- [Given exercise]
Leave out every picture, and restate word for word only the lines from the one containing "What data populates" through the end of the material.

- [Supplied information]
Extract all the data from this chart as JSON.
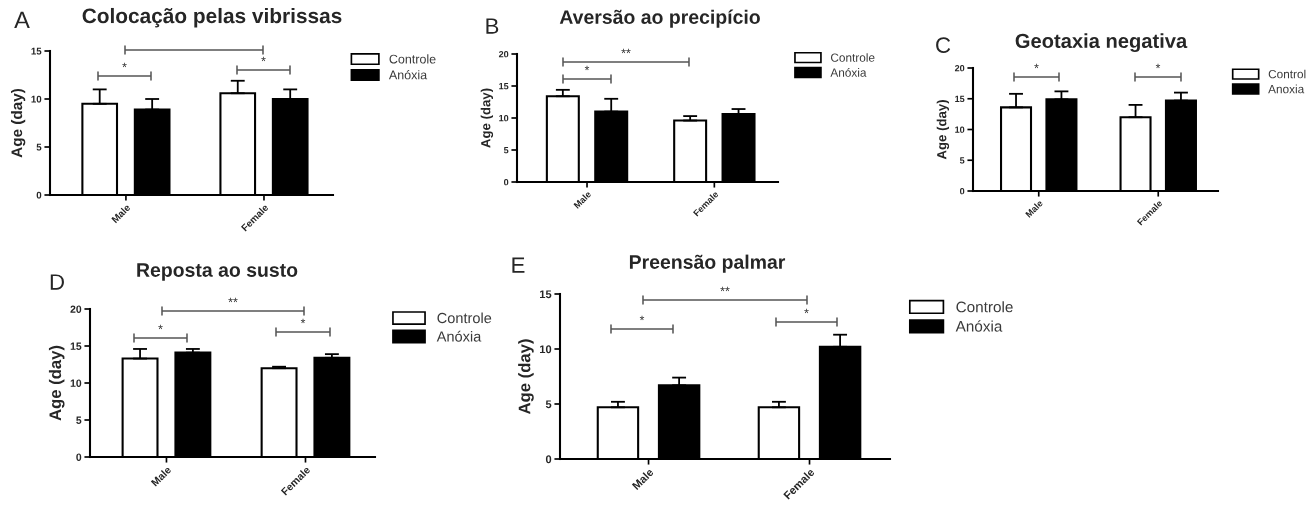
{
  "chart_data": [
    {
      "type": "bar",
      "title": "Colocação pelas vibrissas",
      "ylabel": "Age (day)",
      "categories": [
        "Male",
        "Female"
      ],
      "series": [
        {
          "name": "Controle",
          "color": "#ffffff",
          "values": [
            9.5,
            10.6
          ],
          "errors": [
            [
              9.5,
              11.0
            ],
            [
              10.6,
              11.9
            ]
          ]
        },
        {
          "name": "Anóxia",
          "color": "#000000",
          "values": [
            8.9,
            10.0
          ],
          "errors": [
            [
              8.9,
              10.0
            ],
            [
              10.0,
              11.0
            ]
          ]
        }
      ],
      "ylim": [
        0,
        15
      ],
      "yticks": [
        0,
        5,
        10,
        15
      ],
      "legend": "top right",
      "annotations": [
        "A",
        "*",
        "*"
      ]
    },
    {
      "type": "bar",
      "title": "Aversão ao precipício",
      "ylabel": "Age (day)",
      "categories": [
        "Male",
        "Female"
      ],
      "series": [
        {
          "name": "Controle",
          "color": "#ffffff",
          "values": [
            13.4,
            9.6
          ],
          "errors": [
            [
              13.4,
              14.4
            ],
            [
              9.6,
              10.3
            ]
          ]
        },
        {
          "name": "Anóxia",
          "color": "#000000",
          "values": [
            11.0,
            10.6
          ],
          "errors": [
            [
              11.0,
              13.0
            ],
            [
              10.6,
              11.4
            ]
          ]
        }
      ],
      "ylim": [
        0,
        20
      ],
      "yticks": [
        0,
        5,
        10,
        15,
        20
      ],
      "legend": "top right",
      "annotations": [
        "B",
        "**",
        "*"
      ]
    },
    {
      "type": "bar",
      "title": "Geotaxia negativa",
      "ylabel": "Age (day)",
      "categories": [
        "Male",
        "Female"
      ],
      "series": [
        {
          "name": "Control",
          "color": "#ffffff",
          "values": [
            13.6,
            12.0
          ],
          "errors": [
            [
              13.6,
              15.8
            ],
            [
              12.0,
              14.0
            ]
          ]
        },
        {
          "name": "Anoxia",
          "color": "#000000",
          "values": [
            14.9,
            14.7
          ],
          "errors": [
            [
              14.9,
              16.2
            ],
            [
              14.7,
              16.0
            ]
          ]
        }
      ],
      "ylim": [
        0,
        20
      ],
      "yticks": [
        0,
        5,
        10,
        15,
        20
      ],
      "legend": "top right",
      "annotations": [
        "C",
        "*",
        "*"
      ]
    },
    {
      "type": "bar",
      "title": "Reposta ao susto",
      "ylabel": "Age (day)",
      "categories": [
        "Male",
        "Female"
      ],
      "series": [
        {
          "name": "Controle",
          "color": "#ffffff",
          "values": [
            13.3,
            12.0
          ],
          "errors": [
            [
              13.3,
              14.6
            ],
            [
              12.0,
              12.2
            ]
          ]
        },
        {
          "name": "Anóxia",
          "color": "#000000",
          "values": [
            14.1,
            13.4
          ],
          "errors": [
            [
              14.1,
              14.6
            ],
            [
              13.4,
              13.9
            ]
          ]
        }
      ],
      "ylim": [
        0,
        20
      ],
      "yticks": [
        0,
        5,
        10,
        15,
        20
      ],
      "legend": "top right",
      "annotations": [
        "D",
        "**",
        "*",
        "*"
      ]
    },
    {
      "type": "bar",
      "title": "Preensão palmar",
      "ylabel": "Age (day)",
      "categories": [
        "Male",
        "Female"
      ],
      "series": [
        {
          "name": "Controle",
          "color": "#ffffff",
          "values": [
            4.7,
            4.7
          ],
          "errors": [
            [
              4.7,
              5.2
            ],
            [
              4.7,
              5.2
            ]
          ]
        },
        {
          "name": "Anóxia",
          "color": "#000000",
          "values": [
            6.7,
            10.2
          ],
          "errors": [
            [
              6.7,
              7.4
            ],
            [
              10.2,
              11.3
            ]
          ]
        }
      ],
      "ylim": [
        0,
        15
      ],
      "yticks": [
        0,
        5,
        10,
        15
      ],
      "legend": "top right",
      "annotations": [
        "E",
        "**",
        "*",
        "*"
      ]
    }
  ]
}
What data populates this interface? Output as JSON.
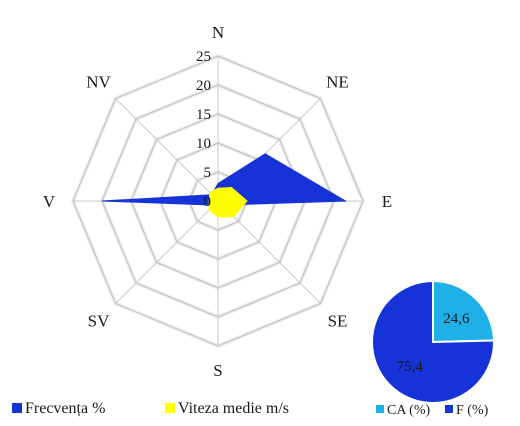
{
  "chart_data": [
    {
      "type": "radar",
      "axes": [
        "N",
        "NE",
        "E",
        "SE",
        "S",
        "SV",
        "V",
        "NV"
      ],
      "rlim": [
        0,
        25
      ],
      "ticks": [
        0,
        5,
        10,
        15,
        20,
        25
      ],
      "tick_labels": [
        "0",
        "5",
        "10",
        "15",
        "20",
        "25"
      ],
      "grid": true,
      "legend_placement": "bottom-left",
      "series": [
        {
          "name": "Frecvența %",
          "color": "#1533d6",
          "values": [
            3.0,
            11.5,
            22.0,
            1.0,
            1.5,
            1.0,
            20.0,
            1.5
          ]
        },
        {
          "name": "Viteza medie m/s",
          "color": "#ffff00",
          "values": [
            2.2,
            3.3,
            5.0,
            3.8,
            2.7,
            2.2,
            1.5,
            2.0
          ]
        }
      ]
    },
    {
      "type": "pie",
      "legend_placement": "bottom-right",
      "slices": [
        {
          "name": "CA (%)",
          "value": 24.6,
          "label": "24,6",
          "color": "#1fb0e8"
        },
        {
          "name": "F (%)",
          "value": 75.4,
          "label": "75,4",
          "color": "#1533d6"
        }
      ]
    }
  ]
}
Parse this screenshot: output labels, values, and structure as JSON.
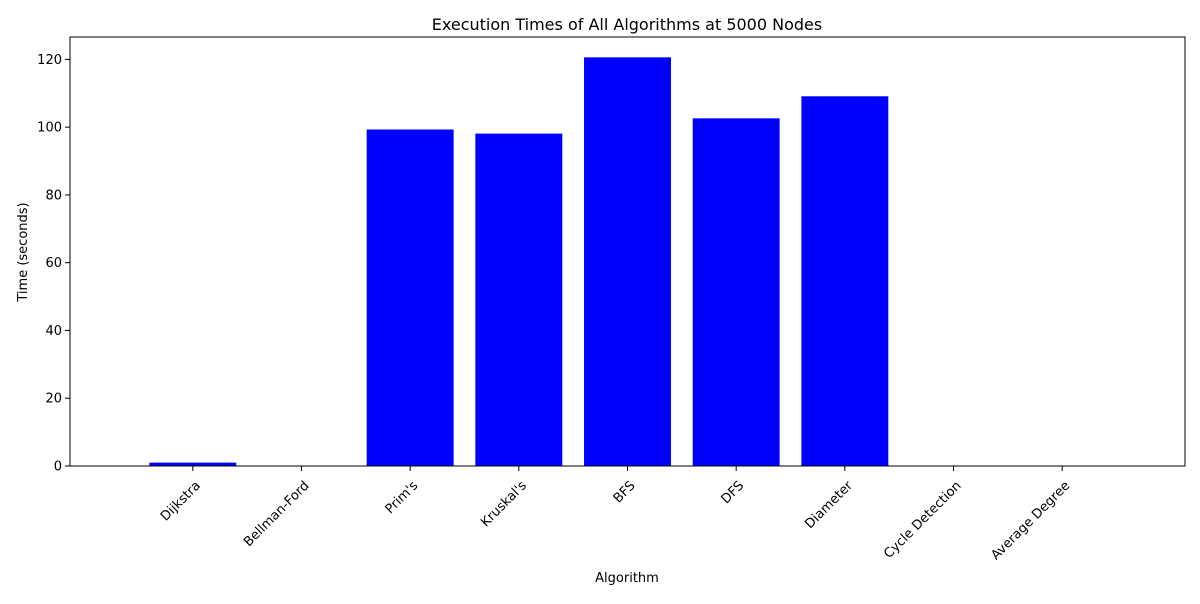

- [The output]
What data populates this interface? Output as JSON.
{
  "chart_data": [
    {
      "type": "radar",
      "axes": [
        "N",
        "NE",
        "E",
        "SE",
        "S",
        "SV",
        "V",
        "NV"
      ],
      "rlim": [
        0,
        25
      ],
      "ticks": [
        0,
        5,
        10,
        15,
        20,
        25
      ],
      "tick_labels": [
        "0",
        "5",
        "10",
        "15",
        "20",
        "25"
      ],
      "grid": true,
      "legend_placement": "bottom-left",
      "series": [
        {
          "name": "Frecvența %",
          "color": "#1533d6",
          "values": [
            3.0,
            11.5,
            22.0,
            1.0,
            1.5,
            1.0,
            20.0,
            1.5
          ]
        },
        {
          "name": "Viteza medie m/s",
          "color": "#ffff00",
          "values": [
            2.2,
            3.3,
            5.0,
            3.8,
            2.7,
            2.2,
            1.5,
            2.0
          ]
        }
      ]
    },
    {
      "type": "pie",
      "legend_placement": "bottom-right",
      "slices": [
        {
          "name": "CA (%)",
          "value": 24.6,
          "label": "24,6",
          "color": "#1fb0e8"
        },
        {
          "name": "F (%)",
          "value": 75.4,
          "label": "75,4",
          "color": "#1533d6"
        }
      ]
    }
  ]
}
Parse this screenshot: output labels, values, and structure as JSON.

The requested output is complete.